YOUR OBJECTIVE: Transcribe each record exactly. Include every one.

Dataset entries:
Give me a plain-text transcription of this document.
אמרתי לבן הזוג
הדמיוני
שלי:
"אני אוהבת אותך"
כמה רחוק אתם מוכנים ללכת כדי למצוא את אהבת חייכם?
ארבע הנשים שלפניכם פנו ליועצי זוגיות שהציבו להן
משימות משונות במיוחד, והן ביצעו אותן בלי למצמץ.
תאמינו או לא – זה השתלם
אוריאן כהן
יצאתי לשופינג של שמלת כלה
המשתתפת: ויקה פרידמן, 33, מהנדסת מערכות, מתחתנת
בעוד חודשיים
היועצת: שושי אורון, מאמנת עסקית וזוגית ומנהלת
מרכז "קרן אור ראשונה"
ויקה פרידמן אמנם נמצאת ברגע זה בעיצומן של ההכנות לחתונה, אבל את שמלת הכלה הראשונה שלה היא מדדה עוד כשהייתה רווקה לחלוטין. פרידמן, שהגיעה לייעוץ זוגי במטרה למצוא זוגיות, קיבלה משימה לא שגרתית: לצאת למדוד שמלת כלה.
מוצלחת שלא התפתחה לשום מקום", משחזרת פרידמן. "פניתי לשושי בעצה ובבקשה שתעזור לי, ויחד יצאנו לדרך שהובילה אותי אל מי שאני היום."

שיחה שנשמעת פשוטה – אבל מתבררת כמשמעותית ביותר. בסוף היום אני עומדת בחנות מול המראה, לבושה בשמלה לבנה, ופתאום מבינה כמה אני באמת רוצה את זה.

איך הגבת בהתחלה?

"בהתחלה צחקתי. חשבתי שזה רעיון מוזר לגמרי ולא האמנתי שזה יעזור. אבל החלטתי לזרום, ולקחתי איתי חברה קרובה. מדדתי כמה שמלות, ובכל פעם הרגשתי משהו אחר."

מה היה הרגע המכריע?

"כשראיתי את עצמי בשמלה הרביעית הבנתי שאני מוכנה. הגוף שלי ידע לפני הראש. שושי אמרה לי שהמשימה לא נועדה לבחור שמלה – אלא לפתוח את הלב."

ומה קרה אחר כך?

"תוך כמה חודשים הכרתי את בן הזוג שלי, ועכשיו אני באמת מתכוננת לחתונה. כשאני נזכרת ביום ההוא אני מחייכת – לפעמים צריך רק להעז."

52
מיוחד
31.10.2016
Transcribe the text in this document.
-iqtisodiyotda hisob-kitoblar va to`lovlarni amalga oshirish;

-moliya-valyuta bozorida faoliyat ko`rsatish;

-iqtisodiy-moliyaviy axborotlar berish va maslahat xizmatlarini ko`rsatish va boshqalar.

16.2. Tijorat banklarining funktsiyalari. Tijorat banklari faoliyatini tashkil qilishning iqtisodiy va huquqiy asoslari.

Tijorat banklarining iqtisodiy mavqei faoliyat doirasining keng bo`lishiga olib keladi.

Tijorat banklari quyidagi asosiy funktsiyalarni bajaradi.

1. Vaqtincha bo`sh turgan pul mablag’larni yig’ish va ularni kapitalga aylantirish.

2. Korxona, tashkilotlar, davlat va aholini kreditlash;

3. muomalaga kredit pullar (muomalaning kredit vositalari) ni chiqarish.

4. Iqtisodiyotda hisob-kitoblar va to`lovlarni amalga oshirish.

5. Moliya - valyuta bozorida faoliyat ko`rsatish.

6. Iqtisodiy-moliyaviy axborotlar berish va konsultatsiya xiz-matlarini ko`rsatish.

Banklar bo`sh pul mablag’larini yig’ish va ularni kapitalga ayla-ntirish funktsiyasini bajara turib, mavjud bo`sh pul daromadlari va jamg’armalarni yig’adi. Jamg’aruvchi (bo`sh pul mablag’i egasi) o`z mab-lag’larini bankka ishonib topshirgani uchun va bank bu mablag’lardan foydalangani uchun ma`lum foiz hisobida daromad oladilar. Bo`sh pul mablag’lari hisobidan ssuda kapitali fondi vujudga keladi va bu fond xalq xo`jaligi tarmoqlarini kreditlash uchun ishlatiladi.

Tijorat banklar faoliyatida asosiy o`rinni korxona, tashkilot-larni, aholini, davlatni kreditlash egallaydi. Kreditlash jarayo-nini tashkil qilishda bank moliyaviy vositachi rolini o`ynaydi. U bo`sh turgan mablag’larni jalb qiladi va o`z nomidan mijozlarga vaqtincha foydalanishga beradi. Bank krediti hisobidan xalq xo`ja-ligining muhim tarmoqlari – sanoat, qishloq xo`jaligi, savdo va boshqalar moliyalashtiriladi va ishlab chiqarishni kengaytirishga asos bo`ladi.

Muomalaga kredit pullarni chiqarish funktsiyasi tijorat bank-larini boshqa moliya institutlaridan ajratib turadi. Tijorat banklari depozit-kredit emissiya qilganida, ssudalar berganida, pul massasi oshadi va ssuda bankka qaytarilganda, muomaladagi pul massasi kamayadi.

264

WRITTEN SOLUTION:
Give me a plain-text transcription of this document.
אמרתי לבן הזוג
הדמיוני
שלי:
"אני אוהבת אותך"
כמה רחוק אתם מוכנים ללכת כדי למצוא את אהבת חייכם?
ארבע הנשים שלפניכם פנו ליועצי זוגיות שהציבו להן
משימות משונות במיוחד, והן ביצעו אותן בלי למצמץ.
תאמינו או לא – זה השתלם
אוריאן כהן
יצאתי לשופינג של שמלת כלה
המשתתפת: ויקה פרידמן, 33, מהנדסת מערכות, מתחתנת
בעוד חודשיים
היועצת: שושי אורון, מאמנת עסקית וזוגית ומנהלת
מרכז "קרן אור ראשונה"
ויקה פרידמן אמנם נמצאת ברגע זה בעיצומן של ההכנות לחתונה, אבל את שמלת הכלה הראשונה שלה היא מדדה עוד כשהייתה רווקה לחלוטין. פרידמן, שהגיעה לייעוץ זוגי במטרה למצוא זוגיות, קיבלה משימה לא שגרתית: לצאת למדוד שמלת כלה.
מוצלחת שלא התפתחה לשום מקום", משחזרת פרידמן. "פניתי לשושי בעצה ובבקשה שתעזור לי, ויחד יצאנו לדרך שהובילה אותי אל מי שאני היום."

שיחה שנשמעת פשוטה – אבל מתבררת כמשמעותית ביותר. בסוף היום אני עומדת בחנות מול המראה, לבושה בשמלה לבנה, ופתאום מבינה כמה אני באמת רוצה את זה.

איך הגבת בהתחלה?

"בהתחלה צחקתי. חשבתי שזה רעיון מוזר לגמרי ולא האמנתי שזה יעזור. אבל החלטתי לזרום, ולקחתי איתי חברה קרובה. מדדתי כמה שמלות, ובכל פעם הרגשתי משהו אחר."

מה היה הרגע המכריע?

"כשראיתי את עצמי בשמלה הרביעית הבנתי שאני מוכנה. הגוף שלי ידע לפני הראש. שושי אמרה לי שהמשימה לא נועדה לבחור שמלה – אלא לפתוח את הלב."

ומה קרה אחר כך?

"תוך כמה חודשים הכרתי את בן הזוג שלי, ועכשיו אני באמת מתכוננת לחתונה. כשאני נזכרת ביום ההוא אני מחייכת – לפעמים צריך רק להעז."

52
מיוחד
31.10.2016
Transcribe the text in this document.
-iqtisodiyotda hisob-kitoblar va to`lovlarni amalga oshirish;

-moliya-valyuta bozorida faoliyat ko`rsatish;

-iqtisodiy-moliyaviy axborotlar berish va maslahat xizmatlarini ko`rsatish va boshqalar.

16.2. Tijorat banklarining funktsiyalari. Tijorat banklari faoliyatini tashkil qilishning iqtisodiy va huquqiy asoslari.

Tijorat banklarining iqtisodiy mavqei faoliyat doirasining keng bo`lishiga olib keladi.

Tijorat banklari quyidagi asosiy funktsiyalarni bajaradi.

1. Vaqtincha bo`sh turgan pul mablag’larni yig’ish va ularni kapitalga aylantirish.

2. Korxona, tashkilotlar, davlat va aholini kreditlash;

3. muomalaga kredit pullar (muomalaning kredit vositalari) ni chiqarish.

4. Iqtisodiyotda hisob-kitoblar va to`lovlarni amalga oshirish.

5. Moliya - valyuta bozorida faoliyat ko`rsatish.

6. Iqtisodiy-moliyaviy axborotlar berish va konsultatsiya xiz-matlarini ko`rsatish.

Banklar bo`sh pul mablag’larini yig’ish va ularni kapitalga ayla-ntirish funktsiyasini bajara turib, mavjud bo`sh pul daromadlari va jamg’armalarni yig’adi. Jamg’aruvchi (bo`sh pul mablag’i egasi) o`z mab-lag’larini bankka ishonib topshirgani uchun va bank bu mablag’lardan foydalangani uchun ma`lum foiz hisobida daromad oladilar. Bo`sh pul mablag’lari hisobidan ssuda kapitali fondi vujudga keladi va bu fond xalq xo`jaligi tarmoqlarini kreditlash uchun ishlatiladi.

Tijorat banklar faoliyatida asosiy o`rinni korxona, tashkilot-larni, aholini, davlatni kreditlash egallaydi. Kreditlash jarayo-nini tashkil qilishda bank moliyaviy vositachi rolini o`ynaydi. U bo`sh turgan mablag’larni jalb qiladi va o`z nomidan mijozlarga vaqtincha foydalanishga beradi. Bank krediti hisobidan xalq xo`ja-ligining muhim tarmoqlari – sanoat, qishloq xo`jaligi, savdo va boshqalar moliyalashtiriladi va ishlab chiqarishni kengaytirishga asos bo`ladi.

Muomalaga kredit pullarni chiqarish funktsiyasi tijorat bank-larini boshqa moliya institutlaridan ajratib turadi. Tijorat banklari depozit-kredit emissiya qilganida, ssudalar berganida, pul massasi oshadi va ssuda bankka qaytarilganda, muomaladagi pul massasi kamayadi.

264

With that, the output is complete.